— Exercises to complete —
a: Revise the stretch of the cURL login thread from "Log in manually" through "headers and response.", putting "network panel" in place of "Network monitor".
b: In the cURL login thread, what does the comment say cURL must be told to do?

— Reading text —

0
$username = 'emp';
$pass = 'emp';

$login = array(
    'username' => $username,
    'password' => $pass
);

$loginUrl = 'http://demo.smartjobboard.com/login';

$ch = curl_init();
curl_setopt($ch, CURLOPT_SSL_VERIFYPEER, 0);
curl_setopt($ch, CURLOPT_URL, $loginUrl);
curl_setopt($ch, CURLOPT_POST, 1);
curl_setopt($ch, CURLOPT_POSTFIELDS, http_build_query($login));
curl_setopt($ch, CURLOPT_RETURNTRANSFER, 1);

$content = curl_exec($ch);


echo $content;

I used smartjobboard.com as an example to test my code, what I got is the login page, why couldn't I get the login-ed page? I want to scrape content that requires user to login. The username and password is correct but have no idea why I can't get through.

Amy Johnson
  • 125
  • 1
  • 1
  • 8
  • You need to tell cURL to store and send the cookies. Right now, each of your requests starts with a brand new non-logged-in session. – ceejayoz Feb 06 '15 at 15:43

1 Answers1

2

Log in manually in the website and check what is exactly posted through the Browsers Network monitor. Maybe there is a simple typo in your parameters? You can open the Network monitor with F12 (Google CHrome or IE). Then start logging by pressing the appropriate button (make sure it preserves the log when a new page is loaded) and watch the entries roll by. Then login and see what is logged by opening the detailed view and watch the headers and response.

It is important that you start logging the HTTP requests before loading the login page. Sometimes a cookie is created before you login. That could give you a hint of what to send.

Remember that cookies need to be sent manually when not using a browser. So when you are logged on, remember to be sending additional information like cookies when using CURL.

— Stored records —

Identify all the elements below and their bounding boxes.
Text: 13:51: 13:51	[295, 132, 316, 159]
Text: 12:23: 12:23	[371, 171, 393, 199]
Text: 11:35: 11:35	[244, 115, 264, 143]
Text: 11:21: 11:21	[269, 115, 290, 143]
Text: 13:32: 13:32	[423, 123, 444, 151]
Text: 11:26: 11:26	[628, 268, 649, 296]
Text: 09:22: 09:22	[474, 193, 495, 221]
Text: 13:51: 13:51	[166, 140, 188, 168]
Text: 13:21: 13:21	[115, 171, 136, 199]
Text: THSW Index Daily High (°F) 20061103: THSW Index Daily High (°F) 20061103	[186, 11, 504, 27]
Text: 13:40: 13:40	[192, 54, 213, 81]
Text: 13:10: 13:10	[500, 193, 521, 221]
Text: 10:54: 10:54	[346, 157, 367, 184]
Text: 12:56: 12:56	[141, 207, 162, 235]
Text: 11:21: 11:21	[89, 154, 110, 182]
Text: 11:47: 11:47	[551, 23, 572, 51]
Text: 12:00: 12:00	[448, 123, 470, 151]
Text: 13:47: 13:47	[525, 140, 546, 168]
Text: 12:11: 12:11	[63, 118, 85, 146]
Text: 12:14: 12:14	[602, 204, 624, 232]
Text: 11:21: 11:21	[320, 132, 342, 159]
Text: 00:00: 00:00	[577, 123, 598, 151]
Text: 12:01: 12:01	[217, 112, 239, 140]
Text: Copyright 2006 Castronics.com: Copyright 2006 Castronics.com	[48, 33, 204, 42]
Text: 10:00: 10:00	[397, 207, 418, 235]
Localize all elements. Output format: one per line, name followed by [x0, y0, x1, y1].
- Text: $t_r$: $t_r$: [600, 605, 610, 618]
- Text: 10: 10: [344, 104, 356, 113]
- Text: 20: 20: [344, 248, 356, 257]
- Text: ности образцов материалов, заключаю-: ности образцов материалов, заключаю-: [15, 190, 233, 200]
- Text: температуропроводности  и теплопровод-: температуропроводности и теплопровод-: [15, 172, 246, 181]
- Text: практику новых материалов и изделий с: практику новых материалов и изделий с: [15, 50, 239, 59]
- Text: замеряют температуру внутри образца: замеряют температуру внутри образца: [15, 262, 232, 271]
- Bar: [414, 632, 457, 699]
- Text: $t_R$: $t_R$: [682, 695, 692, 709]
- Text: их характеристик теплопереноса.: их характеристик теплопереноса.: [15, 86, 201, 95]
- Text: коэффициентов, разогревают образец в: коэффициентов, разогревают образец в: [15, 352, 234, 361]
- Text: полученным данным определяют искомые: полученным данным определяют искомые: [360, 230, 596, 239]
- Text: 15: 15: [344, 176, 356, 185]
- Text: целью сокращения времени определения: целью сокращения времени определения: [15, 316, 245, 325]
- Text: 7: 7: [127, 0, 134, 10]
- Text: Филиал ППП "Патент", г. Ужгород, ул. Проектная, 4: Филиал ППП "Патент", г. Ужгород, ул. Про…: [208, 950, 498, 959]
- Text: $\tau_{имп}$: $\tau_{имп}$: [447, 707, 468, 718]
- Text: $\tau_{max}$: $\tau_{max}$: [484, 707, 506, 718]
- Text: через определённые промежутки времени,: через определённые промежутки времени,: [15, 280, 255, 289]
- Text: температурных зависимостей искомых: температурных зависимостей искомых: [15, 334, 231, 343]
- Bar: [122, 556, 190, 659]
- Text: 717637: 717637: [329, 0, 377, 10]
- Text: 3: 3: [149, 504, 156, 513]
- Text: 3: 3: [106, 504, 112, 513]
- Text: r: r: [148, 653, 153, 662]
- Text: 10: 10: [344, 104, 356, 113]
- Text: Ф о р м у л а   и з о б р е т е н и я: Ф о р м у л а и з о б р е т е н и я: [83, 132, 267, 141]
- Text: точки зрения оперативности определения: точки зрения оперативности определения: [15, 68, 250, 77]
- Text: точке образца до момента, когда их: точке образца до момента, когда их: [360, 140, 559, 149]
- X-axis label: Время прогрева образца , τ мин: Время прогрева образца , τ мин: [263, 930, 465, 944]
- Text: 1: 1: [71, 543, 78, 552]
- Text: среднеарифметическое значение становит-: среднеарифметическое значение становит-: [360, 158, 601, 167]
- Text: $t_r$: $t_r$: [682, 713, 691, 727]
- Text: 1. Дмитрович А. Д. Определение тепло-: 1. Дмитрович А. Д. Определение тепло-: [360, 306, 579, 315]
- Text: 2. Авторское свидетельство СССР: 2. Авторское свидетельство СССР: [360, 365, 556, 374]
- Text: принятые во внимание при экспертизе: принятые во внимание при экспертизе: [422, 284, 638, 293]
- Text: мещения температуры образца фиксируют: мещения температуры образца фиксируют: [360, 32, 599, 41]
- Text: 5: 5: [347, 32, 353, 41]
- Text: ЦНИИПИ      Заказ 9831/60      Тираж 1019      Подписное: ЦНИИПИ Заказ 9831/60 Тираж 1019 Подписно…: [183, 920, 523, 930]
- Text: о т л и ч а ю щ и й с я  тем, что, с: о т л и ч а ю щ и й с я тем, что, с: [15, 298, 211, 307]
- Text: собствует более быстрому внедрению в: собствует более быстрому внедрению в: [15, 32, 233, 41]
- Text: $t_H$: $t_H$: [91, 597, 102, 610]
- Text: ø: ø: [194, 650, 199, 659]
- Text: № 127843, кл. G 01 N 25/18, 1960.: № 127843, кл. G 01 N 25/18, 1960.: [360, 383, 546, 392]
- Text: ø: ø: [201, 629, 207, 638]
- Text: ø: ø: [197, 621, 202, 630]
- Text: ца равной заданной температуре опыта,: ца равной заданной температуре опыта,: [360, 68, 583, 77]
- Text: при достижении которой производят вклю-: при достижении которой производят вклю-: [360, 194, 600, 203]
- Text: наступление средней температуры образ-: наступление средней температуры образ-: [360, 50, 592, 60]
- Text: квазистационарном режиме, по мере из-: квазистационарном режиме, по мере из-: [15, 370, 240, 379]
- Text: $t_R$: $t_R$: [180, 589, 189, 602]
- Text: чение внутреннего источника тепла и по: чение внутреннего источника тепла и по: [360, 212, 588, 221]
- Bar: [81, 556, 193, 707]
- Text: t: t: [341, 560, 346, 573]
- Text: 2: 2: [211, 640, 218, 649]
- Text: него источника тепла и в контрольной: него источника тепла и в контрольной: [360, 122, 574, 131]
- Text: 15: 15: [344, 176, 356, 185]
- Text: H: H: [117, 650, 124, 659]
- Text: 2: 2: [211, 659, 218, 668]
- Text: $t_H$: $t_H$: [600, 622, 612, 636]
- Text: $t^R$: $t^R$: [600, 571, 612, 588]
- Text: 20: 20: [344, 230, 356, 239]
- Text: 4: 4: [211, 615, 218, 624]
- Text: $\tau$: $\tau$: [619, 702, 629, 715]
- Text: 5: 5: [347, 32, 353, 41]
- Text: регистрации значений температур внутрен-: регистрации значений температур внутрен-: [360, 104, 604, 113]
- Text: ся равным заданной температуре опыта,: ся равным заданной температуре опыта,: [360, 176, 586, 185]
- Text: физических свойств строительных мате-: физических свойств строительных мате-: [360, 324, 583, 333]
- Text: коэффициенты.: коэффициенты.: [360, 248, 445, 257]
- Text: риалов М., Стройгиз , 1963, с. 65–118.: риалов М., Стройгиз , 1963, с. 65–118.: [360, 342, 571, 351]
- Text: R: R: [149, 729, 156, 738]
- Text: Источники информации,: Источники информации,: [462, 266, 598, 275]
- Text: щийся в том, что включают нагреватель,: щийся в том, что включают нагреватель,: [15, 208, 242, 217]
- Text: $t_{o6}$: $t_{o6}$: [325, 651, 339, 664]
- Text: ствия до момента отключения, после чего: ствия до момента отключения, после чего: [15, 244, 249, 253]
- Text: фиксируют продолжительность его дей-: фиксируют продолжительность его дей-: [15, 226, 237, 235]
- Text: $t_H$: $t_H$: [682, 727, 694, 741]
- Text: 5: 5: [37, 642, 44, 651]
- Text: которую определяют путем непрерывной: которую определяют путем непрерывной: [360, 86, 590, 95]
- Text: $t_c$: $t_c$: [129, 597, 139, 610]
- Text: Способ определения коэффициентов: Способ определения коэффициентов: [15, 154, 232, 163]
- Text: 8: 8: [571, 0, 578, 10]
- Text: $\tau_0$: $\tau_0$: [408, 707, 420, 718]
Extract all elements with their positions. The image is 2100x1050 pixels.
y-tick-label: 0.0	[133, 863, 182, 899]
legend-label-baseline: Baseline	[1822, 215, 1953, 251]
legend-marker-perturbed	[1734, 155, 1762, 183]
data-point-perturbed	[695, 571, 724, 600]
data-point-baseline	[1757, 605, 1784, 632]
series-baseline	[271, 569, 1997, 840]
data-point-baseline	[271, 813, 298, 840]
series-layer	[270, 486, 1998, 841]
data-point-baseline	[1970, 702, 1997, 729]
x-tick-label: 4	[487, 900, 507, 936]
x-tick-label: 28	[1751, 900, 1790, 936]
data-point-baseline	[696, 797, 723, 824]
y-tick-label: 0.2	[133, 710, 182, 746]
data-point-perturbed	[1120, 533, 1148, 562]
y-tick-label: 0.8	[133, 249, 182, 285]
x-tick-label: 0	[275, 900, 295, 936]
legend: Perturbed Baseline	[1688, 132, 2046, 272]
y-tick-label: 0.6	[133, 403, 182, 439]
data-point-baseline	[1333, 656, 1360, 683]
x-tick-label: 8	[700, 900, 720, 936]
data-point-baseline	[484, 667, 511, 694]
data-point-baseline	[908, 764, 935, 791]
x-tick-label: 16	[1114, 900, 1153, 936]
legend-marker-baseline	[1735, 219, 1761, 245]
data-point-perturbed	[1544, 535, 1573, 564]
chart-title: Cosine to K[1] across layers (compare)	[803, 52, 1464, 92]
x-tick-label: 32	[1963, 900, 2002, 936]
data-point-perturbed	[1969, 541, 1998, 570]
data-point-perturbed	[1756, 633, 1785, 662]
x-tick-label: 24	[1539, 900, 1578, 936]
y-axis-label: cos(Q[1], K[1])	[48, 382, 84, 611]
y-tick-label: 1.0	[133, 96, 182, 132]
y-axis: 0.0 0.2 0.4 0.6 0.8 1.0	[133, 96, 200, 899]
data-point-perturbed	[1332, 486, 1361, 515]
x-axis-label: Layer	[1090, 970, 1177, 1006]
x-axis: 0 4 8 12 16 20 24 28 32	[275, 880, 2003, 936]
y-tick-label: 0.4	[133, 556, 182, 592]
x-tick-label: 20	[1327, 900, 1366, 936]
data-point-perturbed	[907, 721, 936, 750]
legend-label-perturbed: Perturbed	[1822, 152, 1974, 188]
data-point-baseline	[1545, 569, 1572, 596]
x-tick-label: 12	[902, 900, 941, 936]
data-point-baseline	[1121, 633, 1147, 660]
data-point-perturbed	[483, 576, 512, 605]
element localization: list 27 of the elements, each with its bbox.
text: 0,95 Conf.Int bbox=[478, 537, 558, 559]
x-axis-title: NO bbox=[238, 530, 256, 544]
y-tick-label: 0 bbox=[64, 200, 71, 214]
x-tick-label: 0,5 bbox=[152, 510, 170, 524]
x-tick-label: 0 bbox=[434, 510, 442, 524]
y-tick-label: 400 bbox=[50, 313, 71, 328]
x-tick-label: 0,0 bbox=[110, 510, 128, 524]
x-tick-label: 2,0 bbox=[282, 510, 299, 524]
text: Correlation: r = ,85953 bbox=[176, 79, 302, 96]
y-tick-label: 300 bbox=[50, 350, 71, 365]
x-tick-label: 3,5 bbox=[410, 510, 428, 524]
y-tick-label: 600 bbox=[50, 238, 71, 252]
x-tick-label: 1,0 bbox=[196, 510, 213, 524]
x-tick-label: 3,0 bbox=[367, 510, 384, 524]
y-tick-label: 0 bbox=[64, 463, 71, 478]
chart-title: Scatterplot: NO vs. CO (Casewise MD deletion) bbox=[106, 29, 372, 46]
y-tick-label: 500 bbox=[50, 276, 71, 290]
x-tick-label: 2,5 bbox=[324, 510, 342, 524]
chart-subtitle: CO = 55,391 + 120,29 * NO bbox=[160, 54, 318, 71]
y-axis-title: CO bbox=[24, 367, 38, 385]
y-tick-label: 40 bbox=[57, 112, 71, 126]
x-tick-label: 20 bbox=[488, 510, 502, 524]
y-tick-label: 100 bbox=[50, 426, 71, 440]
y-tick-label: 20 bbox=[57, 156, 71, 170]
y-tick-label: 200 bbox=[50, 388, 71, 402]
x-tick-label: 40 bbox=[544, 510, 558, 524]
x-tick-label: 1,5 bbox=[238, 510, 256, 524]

— Results of the tasks —
a:
Log in manually in the website and check what is exactly posted through the Browsers network panel. Maybe there is a simple typo in your parameters? You can open the network panel with F12 (Google CHrome or IE). Then start logging by pressing the appropriate button (make sure it preserves the log when a new page is loaded) and watch the entries roll by. Then login and see what is logged by opening the detailed view and watch the headers and response.

b: Store and send the cookies.